_Job_.
Render every entry verbatim.
-- Input material start --
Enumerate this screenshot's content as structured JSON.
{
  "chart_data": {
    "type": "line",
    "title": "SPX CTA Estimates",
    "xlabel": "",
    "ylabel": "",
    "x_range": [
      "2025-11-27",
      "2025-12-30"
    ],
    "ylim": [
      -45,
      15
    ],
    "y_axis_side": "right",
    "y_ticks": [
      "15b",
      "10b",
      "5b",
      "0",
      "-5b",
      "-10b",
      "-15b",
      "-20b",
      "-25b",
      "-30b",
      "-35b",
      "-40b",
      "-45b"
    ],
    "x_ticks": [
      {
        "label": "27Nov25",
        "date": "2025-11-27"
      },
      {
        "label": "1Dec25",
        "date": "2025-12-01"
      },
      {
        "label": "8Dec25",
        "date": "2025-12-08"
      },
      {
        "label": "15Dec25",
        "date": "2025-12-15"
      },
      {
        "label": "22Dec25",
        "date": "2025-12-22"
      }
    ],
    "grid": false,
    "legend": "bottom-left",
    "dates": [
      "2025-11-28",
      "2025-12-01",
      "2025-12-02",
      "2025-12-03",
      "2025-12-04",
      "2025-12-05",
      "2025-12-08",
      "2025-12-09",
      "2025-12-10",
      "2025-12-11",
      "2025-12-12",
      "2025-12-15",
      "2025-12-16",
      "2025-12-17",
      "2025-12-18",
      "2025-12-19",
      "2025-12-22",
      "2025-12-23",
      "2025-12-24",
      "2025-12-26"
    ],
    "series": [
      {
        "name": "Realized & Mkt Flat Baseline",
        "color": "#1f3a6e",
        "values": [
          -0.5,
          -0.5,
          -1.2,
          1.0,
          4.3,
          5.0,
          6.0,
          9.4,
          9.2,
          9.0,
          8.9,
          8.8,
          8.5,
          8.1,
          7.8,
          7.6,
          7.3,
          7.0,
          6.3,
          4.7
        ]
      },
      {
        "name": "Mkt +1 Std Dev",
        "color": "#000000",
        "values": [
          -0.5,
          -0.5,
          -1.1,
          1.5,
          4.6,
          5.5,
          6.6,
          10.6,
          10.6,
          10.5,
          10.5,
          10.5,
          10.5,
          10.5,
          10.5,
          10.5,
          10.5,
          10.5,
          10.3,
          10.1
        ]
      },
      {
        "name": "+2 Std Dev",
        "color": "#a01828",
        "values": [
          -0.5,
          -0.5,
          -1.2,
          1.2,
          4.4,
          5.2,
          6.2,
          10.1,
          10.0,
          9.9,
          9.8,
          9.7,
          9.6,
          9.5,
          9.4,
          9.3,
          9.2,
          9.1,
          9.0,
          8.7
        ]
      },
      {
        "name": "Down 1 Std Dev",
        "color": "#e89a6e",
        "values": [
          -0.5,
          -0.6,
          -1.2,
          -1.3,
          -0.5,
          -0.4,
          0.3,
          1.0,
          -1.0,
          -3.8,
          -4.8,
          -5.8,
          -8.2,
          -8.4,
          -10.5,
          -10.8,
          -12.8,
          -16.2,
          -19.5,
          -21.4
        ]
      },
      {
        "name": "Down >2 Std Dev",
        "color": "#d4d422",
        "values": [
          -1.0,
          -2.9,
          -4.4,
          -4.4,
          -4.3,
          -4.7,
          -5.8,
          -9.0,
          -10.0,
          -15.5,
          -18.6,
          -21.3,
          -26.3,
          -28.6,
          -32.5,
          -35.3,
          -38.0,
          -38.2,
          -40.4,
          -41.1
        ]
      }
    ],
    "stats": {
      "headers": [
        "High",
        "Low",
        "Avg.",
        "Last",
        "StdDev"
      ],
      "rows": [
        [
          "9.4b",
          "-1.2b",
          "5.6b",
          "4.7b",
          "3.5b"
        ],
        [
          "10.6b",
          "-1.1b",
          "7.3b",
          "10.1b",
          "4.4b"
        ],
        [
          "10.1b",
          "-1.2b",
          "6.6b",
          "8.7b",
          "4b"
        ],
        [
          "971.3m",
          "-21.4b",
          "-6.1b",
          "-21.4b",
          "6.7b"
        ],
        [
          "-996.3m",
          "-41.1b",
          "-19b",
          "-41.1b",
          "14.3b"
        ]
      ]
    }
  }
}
-- Input material end --
_Full response_.
Enumerate this screenshot's content as structured JSON.
{
  "chart_data": {
    "type": "line",
    "title": "SPX CTA Estimates",
    "xlabel": "",
    "ylabel": "",
    "x_range": [
      "2025-11-27",
      "2025-12-30"
    ],
    "ylim": [
      -45,
      15
    ],
    "y_axis_side": "right",
    "y_ticks": [
      "15b",
      "10b",
      "5b",
      "0",
      "-5b",
      "-10b",
      "-15b",
      "-20b",
      "-25b",
      "-30b",
      "-35b",
      "-40b",
      "-45b"
    ],
    "x_ticks": [
      {
        "label": "27Nov25",
        "date": "2025-11-27"
      },
      {
        "label": "1Dec25",
        "date": "2025-12-01"
      },
      {
        "label": "8Dec25",
        "date": "2025-12-08"
      },
      {
        "label": "15Dec25",
        "date": "2025-12-15"
      },
      {
        "label": "22Dec25",
        "date": "2025-12-22"
      }
    ],
    "grid": false,
    "legend": "bottom-left",
    "dates": [
      "2025-11-28",
      "2025-12-01",
      "2025-12-02",
      "2025-12-03",
      "2025-12-04",
      "2025-12-05",
      "2025-12-08",
      "2025-12-09",
      "2025-12-10",
      "2025-12-11",
      "2025-12-12",
      "2025-12-15",
      "2025-12-16",
      "2025-12-17",
      "2025-12-18",
      "2025-12-19",
      "2025-12-22",
      "2025-12-23",
      "2025-12-24",
      "2025-12-26"
    ],
    "series": [
      {
        "name": "Realized & Mkt Flat Baseline",
        "color": "#1f3a6e",
        "values": [
          -0.5,
          -0.5,
          -1.2,
          1.0,
          4.3,
          5.0,
          6.0,
          9.4,
          9.2,
          9.0,
          8.9,
          8.8,
          8.5,
          8.1,
          7.8,
          7.6,
          7.3,
          7.0,
          6.3,
          4.7
        ]
      },
      {
        "name": "Mkt +1 Std Dev",
        "color": "#000000",
        "values": [
          -0.5,
          -0.5,
          -1.1,
          1.5,
          4.6,
          5.5,
          6.6,
          10.6,
          10.6,
          10.5,
          10.5,
          10.5,
          10.5,
          10.5,
          10.5,
          10.5,
          10.5,
          10.5,
          10.3,
          10.1
        ]
      },
      {
        "name": "+2 Std Dev",
        "color": "#a01828",
        "values": [
          -0.5,
          -0.5,
          -1.2,
          1.2,
          4.4,
          5.2,
          6.2,
          10.1,
          10.0,
          9.9,
          9.8,
          9.7,
          9.6,
          9.5,
          9.4,
          9.3,
          9.2,
          9.1,
          9.0,
          8.7
        ]
      },
      {
        "name": "Down 1 Std Dev",
        "color": "#e89a6e",
        "values": [
          -0.5,
          -0.6,
          -1.2,
          -1.3,
          -0.5,
          -0.4,
          0.3,
          1.0,
          -1.0,
          -3.8,
          -4.8,
          -5.8,
          -8.2,
          -8.4,
          -10.5,
          -10.8,
          -12.8,
          -16.2,
          -19.5,
          -21.4
        ]
      },
      {
        "name": "Down >2 Std Dev",
        "color": "#d4d422",
        "values": [
          -1.0,
          -2.9,
          -4.4,
          -4.4,
          -4.3,
          -4.7,
          -5.8,
          -9.0,
          -10.0,
          -15.5,
          -18.6,
          -21.3,
          -26.3,
          -28.6,
          -32.5,
          -35.3,
          -38.0,
          -38.2,
          -40.4,
          -41.1
        ]
      }
    ],
    "stats": {
      "headers": [
        "High",
        "Low",
        "Avg.",
        "Last",
        "StdDev"
      ],
      "rows": [
        [
          "9.4b",
          "-1.2b",
          "5.6b",
          "4.7b",
          "3.5b"
        ],
        [
          "10.6b",
          "-1.1b",
          "7.3b",
          "10.1b",
          "4.4b"
        ],
        [
          "10.1b",
          "-1.2b",
          "6.6b",
          "8.7b",
          "4b"
        ],
        [
          "971.3m",
          "-21.4b",
          "-6.1b",
          "-21.4b",
          "6.7b"
        ],
        [
          "-996.3m",
          "-41.1b",
          "-19b",
          "-41.1b",
          "14.3b"
        ]
      ]
    }
  }
}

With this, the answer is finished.